━━━ Data ━━━
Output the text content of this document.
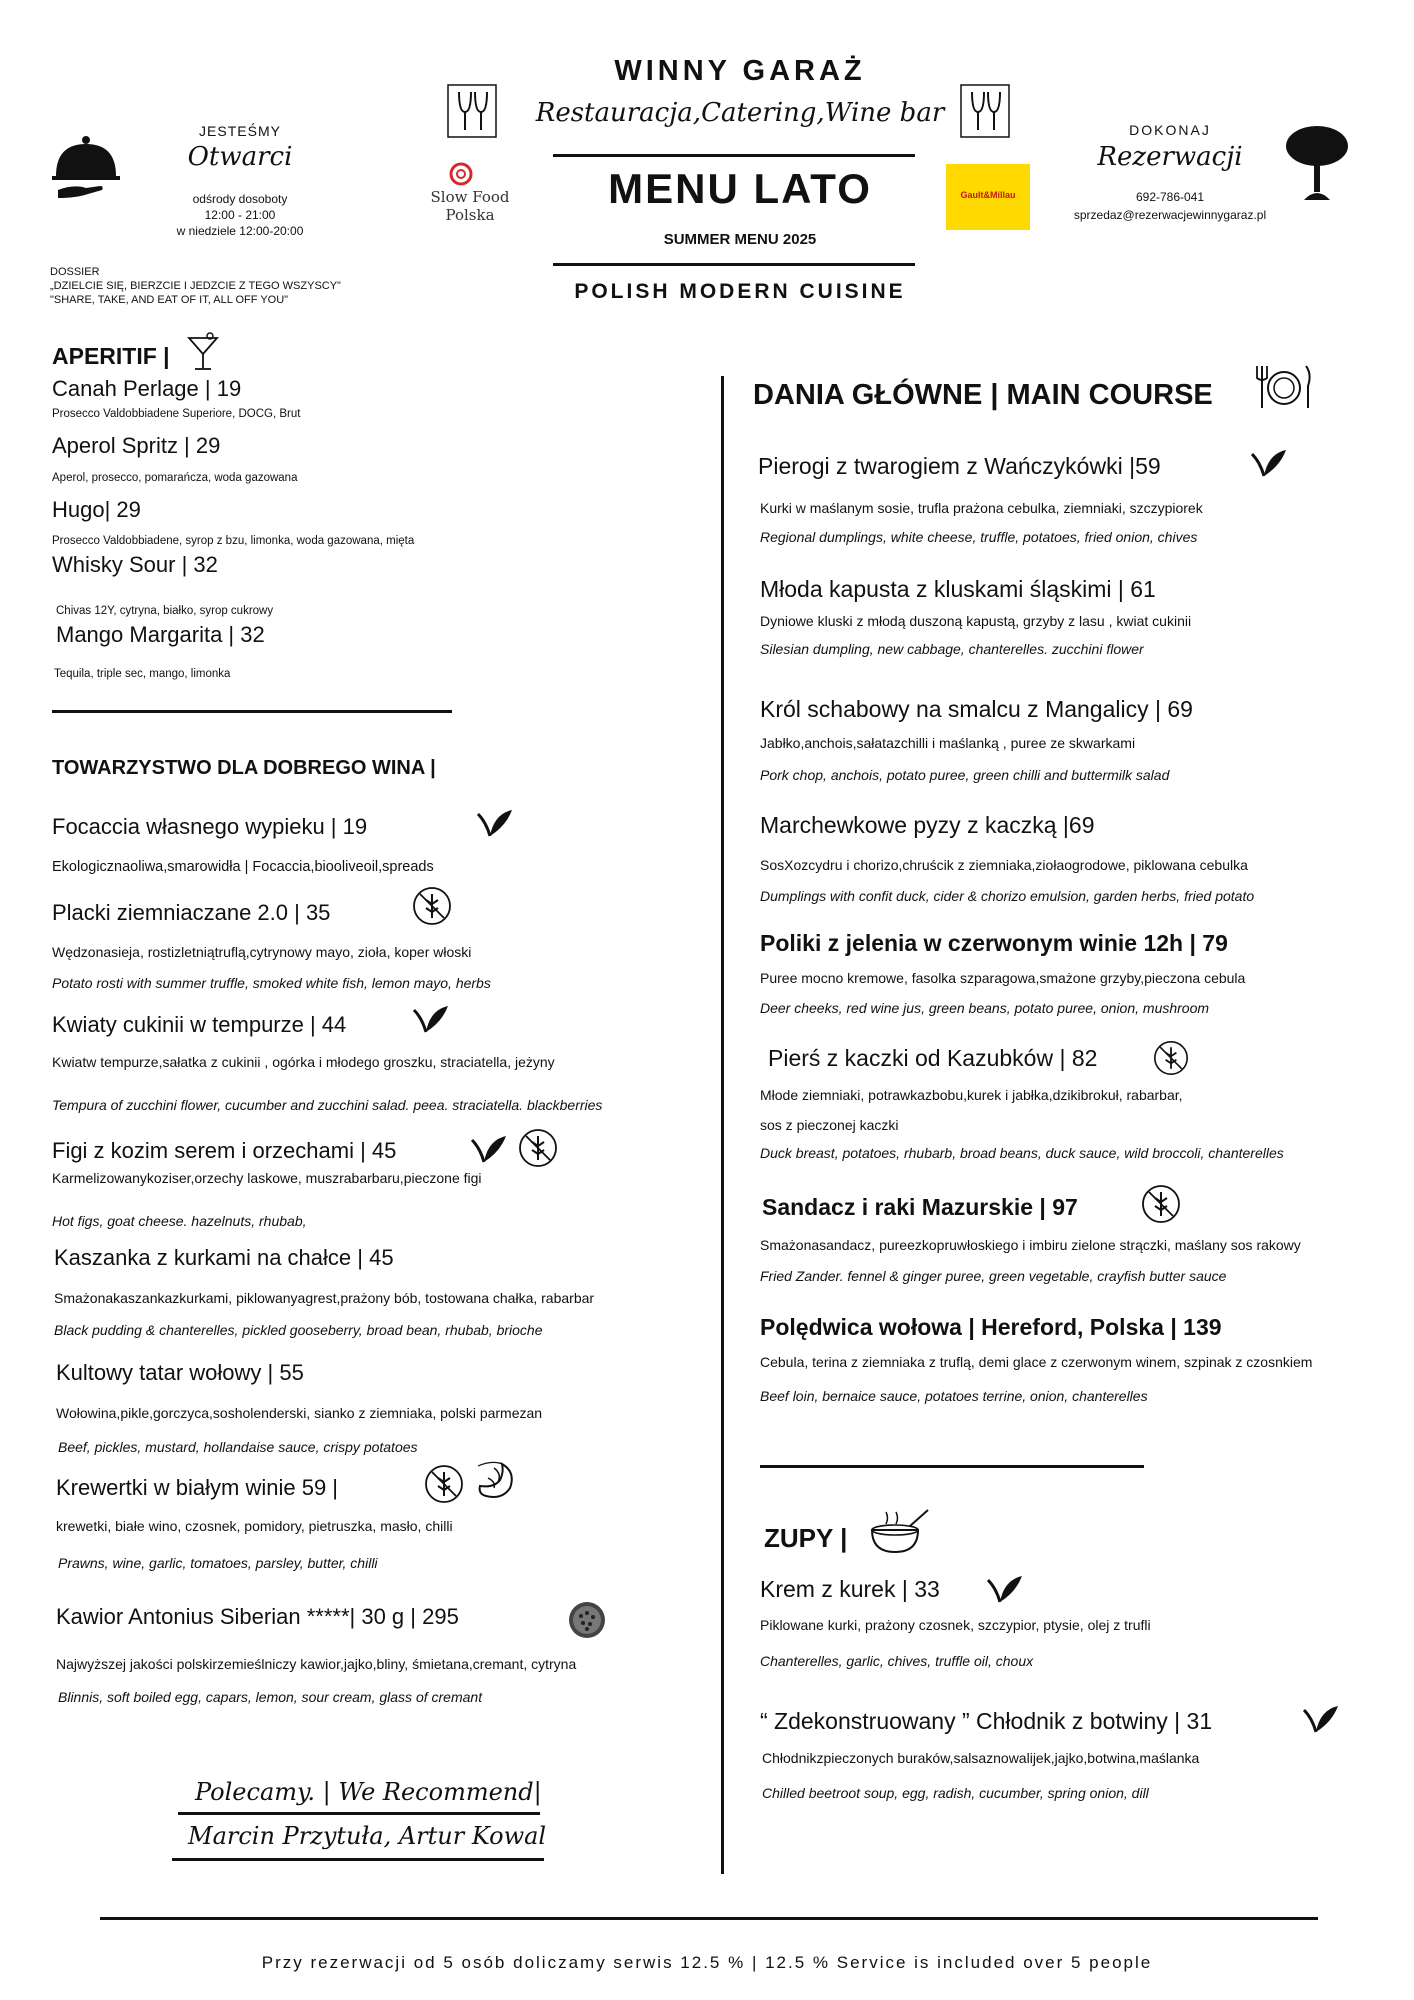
JESTEŚMY
Otwarci
odśrody dosoboty
12:00 - 21:00
w niedziele 12:00-20:00
Slow Food
Polska
Gault&Millau
WINNY GARAŻ
Restauracja,Catering,Wine bar
MENU LATO
SUMMER MENU 2025
POLISH MODERN CUISINE
DOKONAJ
Rezerwacji
692-786-041
sprzedaz@rezerwacjewinnygaraz.pl
DOSSIER
„DZIELCIE SIĘ, BIERZCIE I JEDZCIE Z TEGO WSZYSCY"
"SHARE, TAKE, AND EAT OF IT, ALL OFF YOU"
APERITIF |
Canah Perlage | 19
Prosecco Valdobbiadene Superiore, DOCG, Brut
Aperol Spritz | 29
Aperol, prosecco, pomarańcza, woda gazowana
Hugo| 29
Prosecco Valdobbiadene, syrop z bzu, limonka, woda gazowana, mięta
Whisky Sour | 32
Chivas 12Y, cytryna, białko, syrop cukrowy
Mango Margarita | 32
Tequila, triple sec, mango, limonka
TOWARZYSTWO DLA DOBREGO WINA |
Focaccia własnego wypieku | 19
Ekologicznaoliwa,smarowidła | Focaccia,biooliveoil,spreads
Placki ziemniaczane 2.0 | 35
Wędzonasieja, rostizletniątruflą,cytrynowy mayo, zioła, koper włoski
Potato rosti with summer truffle, smoked white fish, lemon mayo, herbs
Kwiaty cukinii w tempurze | 44
Kwiatw tempurze,sałatka z cukinii , ogórka i młodego groszku, straciatella, jeżyny
Tempura of zucchini flower, cucumber and zucchini salad. peea. straciatella. blackberries
Figi z kozim serem i orzechami | 45
Karmelizowanykoziser,orzechy laskowe, muszrabarbaru,pieczone figi
Hot figs, goat cheese. hazelnuts, rhubab,
Kaszanka z kurkami na chałce | 45
Smażonakaszankazkurkami, piklowanyagrest,prażony bób, tostowana chałka, rabarbar
Black pudding & chanterelles, pickled gooseberry, broad bean, rhubab, brioche
Kultowy tatar wołowy | 55
Wołowina,pikle,gorczyca,sosholenderski, sianko z ziemniaka, polski parmezan
Beef, pickles, mustard, hollandaise sauce, crispy potatoes
Krewertki w białym winie 59 |
krewetki, białe wino, czosnek, pomidory, pietruszka, masło, chilli
Prawns, wine, garlic, tomatoes, parsley, butter, chilli
Kawior Antonius Siberian *****| 30 g | 295
Najwyższej jakości polskirzemieślniczy kawior,jajko,bliny, śmietana,cremant, cytryna
Blinnis, soft boiled egg, capars, lemon, sour cream, glass of cremant
Polecamy. | We Recommend|
Marcin Przytuła, Artur Kowal
DANIA GŁÓWNE | MAIN COURSE
Pierogi z twarogiem z Wańczykówki |59
Kurki w maślanym sosie, trufla prażona cebulka, ziemniaki, szczypiorek
Regional dumplings, white cheese, truffle, potatoes, fried onion, chives
Młoda kapusta z kluskami śląskimi | 61
Dyniowe kluski z młodą duszoną kapustą, grzyby z lasu , kwiat cukinii
Silesian dumpling, new cabbage, chanterelles. zucchini flower
Król schabowy na smalcu z Mangalicy | 69
Jabłko,anchois,sałatazchilli i maślanką , puree ze skwarkami
Pork chop, anchois, potato puree, green chilli and buttermilk salad
Marchewkowe pyzy z kaczką |69
SosXozcydru i chorizo,chruścik z ziemniaka,ziołaogrodowe, piklowana cebulka
Dumplings with confit duck, cider & chorizo emulsion, garden herbs, fried potato
Poliki z jelenia w czerwonym winie 12h | 79
Puree mocno kremowe, fasolka szparagowa,smażone grzyby,pieczona cebula
Deer cheeks, red wine jus, green beans, potato puree, onion, mushroom
Pierś z kaczki od Kazubków | 82
Młode ziemniaki, potrawkazbobu,kurek i jabłka,dzikibrokuł, rabarbar,
sos z pieczonej kaczki
Duck breast, potatoes, rhubarb, broad beans, duck sauce, wild broccoli, chanterelles
Sandacz i raki Mazurskie | 97
Smażonasandacz, pureezkopruwłoskiego i imbiru zielone strączki, maślany sos rakowy
Fried Zander. fennel & ginger puree, green vegetable, crayfish butter sauce
Polędwica wołowa | Hereford, Polska | 139
Cebula, terina z ziemniaka z truflą, demi glace z czerwonym winem, szpinak z czosnkiem
Beef loin, bernaice sauce, potatoes terrine, onion, chanterelles
ZUPY |
Krem z kurek | 33
Piklowane kurki, prażony czosnek, szczypior, ptysie, olej z trufli
Chanterelles, garlic, chives, truffle oil, choux
“ Zdekonstruowany ” Chłodnik z botwiny | 31
Chłodnikzpieczonych buraków,salsaznowalijek,jajko,botwina,maślanka
Chilled beetroot soup, egg, radish, cucumber, spring onion, dill
Przy rezerwacji od 5 osób doliczamy serwis 12.5 % | 12.5 % Service is included over 5 people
━━━
### Work to do
Find all lines with "winie" in them and copy each one.

### Response below
Krewertki w białym winie 59 |
Poliki z jelenia w czerwonym winie 12h | 79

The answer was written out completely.